■ Set task
Pictures in the data below are not part of the copy; transcribe everything else exactly.

++++++++++

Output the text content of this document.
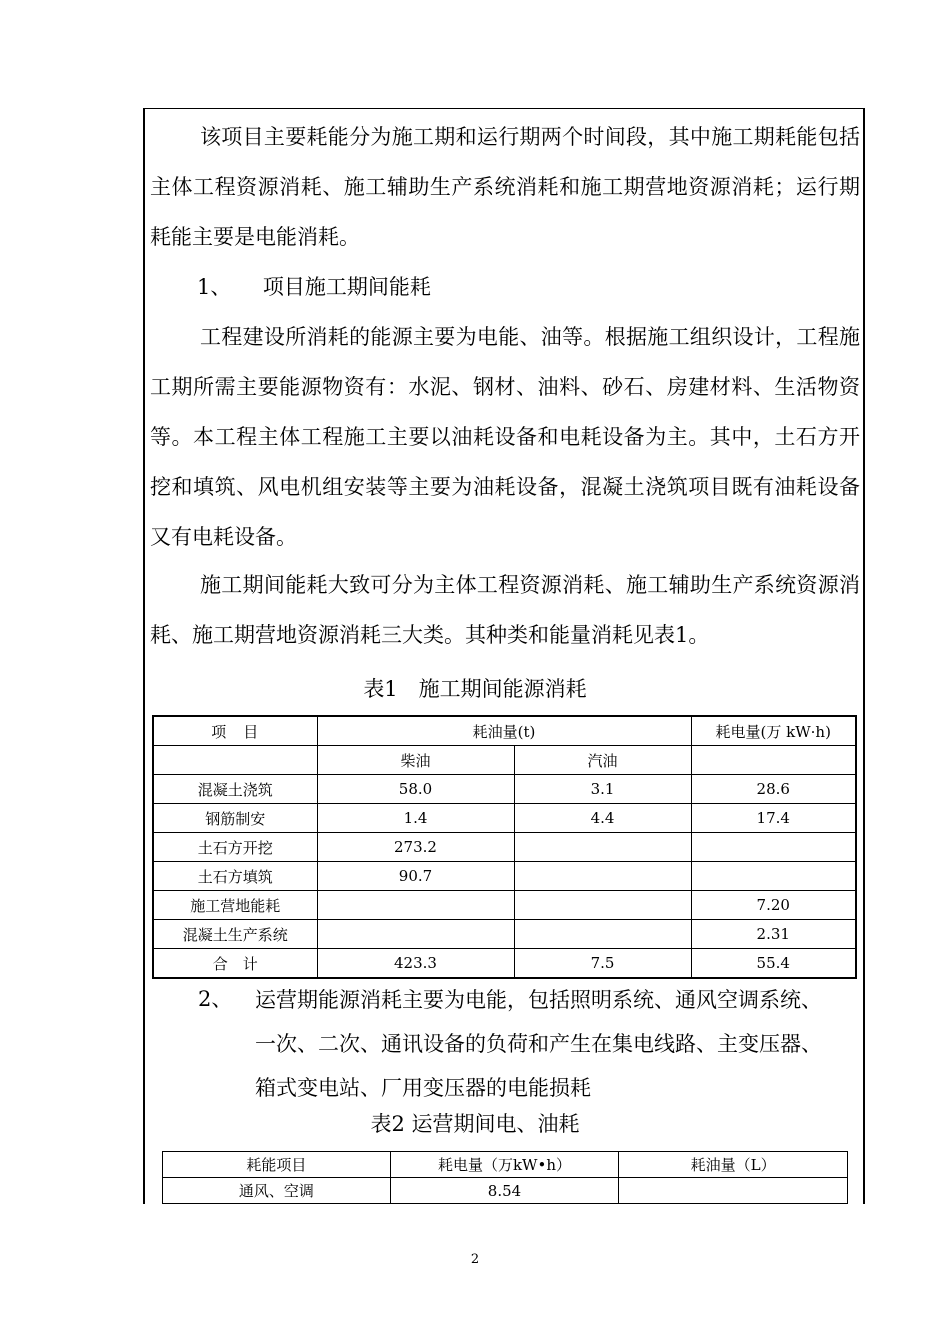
该项目主要耗能分为施工期和运行期两个时间段，其中施工期耗能包括主体工程资源消耗、施工辅助生产系统消耗和施工期营地资源消耗；运行期耗能主要是电能消耗。

1、　　项目施工期间能耗

工程建设所消耗的能源主要为电能、油等。根据施工组织设计，工程施工期所需主要能源物资有：水泥、钢材、油料、砂石、房建材料、生活物资等。本工程主体工程施工主要以油耗设备和电耗设备为主。其中，土石方开挖和填筑、风电机组安装等主要为油耗设备，混凝土浇筑项目既有油耗设备又有电耗设备。

施工期间能耗大致可分为主体工程资源消耗、施工辅助生产系统资源消耗、施工期营地资源消耗三大类。其种类和能量消耗见表1。

表1　施工期间能源消耗
项　目	耗油量(t)		耗电量(万 kW·h)
	柴油	汽油	
混凝土浇筑	58.0	3.1	28.6
钢筋制安	1.4	4.4	17.4
土石方开挖	273.2		
土石方填筑	90.7		
施工营地能耗			7.20
混凝土生产系统			2.31
合　计	423.3	7.5	55.4
2、 运营期能源消耗主要为电能，包括照明系统、通风空调系统、
一次、二次、通讯设备的负荷和产生在集电线路、主变压器、
箱式变电站、厂用变压器的电能损耗
表2 运营期间电、油耗
耗能项目	耗电量（万kW•h）	耗油量（L）
通风、空调	8.54	
2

++++++++++

■ Answer in full
Output the text content of this document.
该项目主要耗能分为施工期和运行期两个时间段，其中施工期耗能包括主体工程资源消耗、施工辅助生产系统消耗和施工期营地资源消耗；运行期耗能主要是电能消耗。

1、　　项目施工期间能耗

工程建设所消耗的能源主要为电能、油等。根据施工组织设计，工程施工期所需主要能源物资有：水泥、钢材、油料、砂石、房建材料、生活物资等。本工程主体工程施工主要以油耗设备和电耗设备为主。其中，土石方开挖和填筑、风电机组安装等主要为油耗设备，混凝土浇筑项目既有油耗设备又有电耗设备。

施工期间能耗大致可分为主体工程资源消耗、施工辅助生产系统资源消耗、施工期营地资源消耗三大类。其种类和能量消耗见表1。

表1　施工期间能源消耗
项　目	耗油量(t)		耗电量(万 kW·h)
	柴油	汽油	
混凝土浇筑	58.0	3.1	28.6
钢筋制安	1.4	4.4	17.4
土石方开挖	273.2		
土石方填筑	90.7		
施工营地能耗			7.20
混凝土生产系统			2.31
合　计	423.3	7.5	55.4
2、 运营期能源消耗主要为电能，包括照明系统、通风空调系统、
一次、二次、通讯设备的负荷和产生在集电线路、主变压器、
箱式变电站、厂用变压器的电能损耗
表2 运营期间电、油耗
耗能项目	耗电量（万kW•h）	耗油量（L）
通风、空调	8.54	
2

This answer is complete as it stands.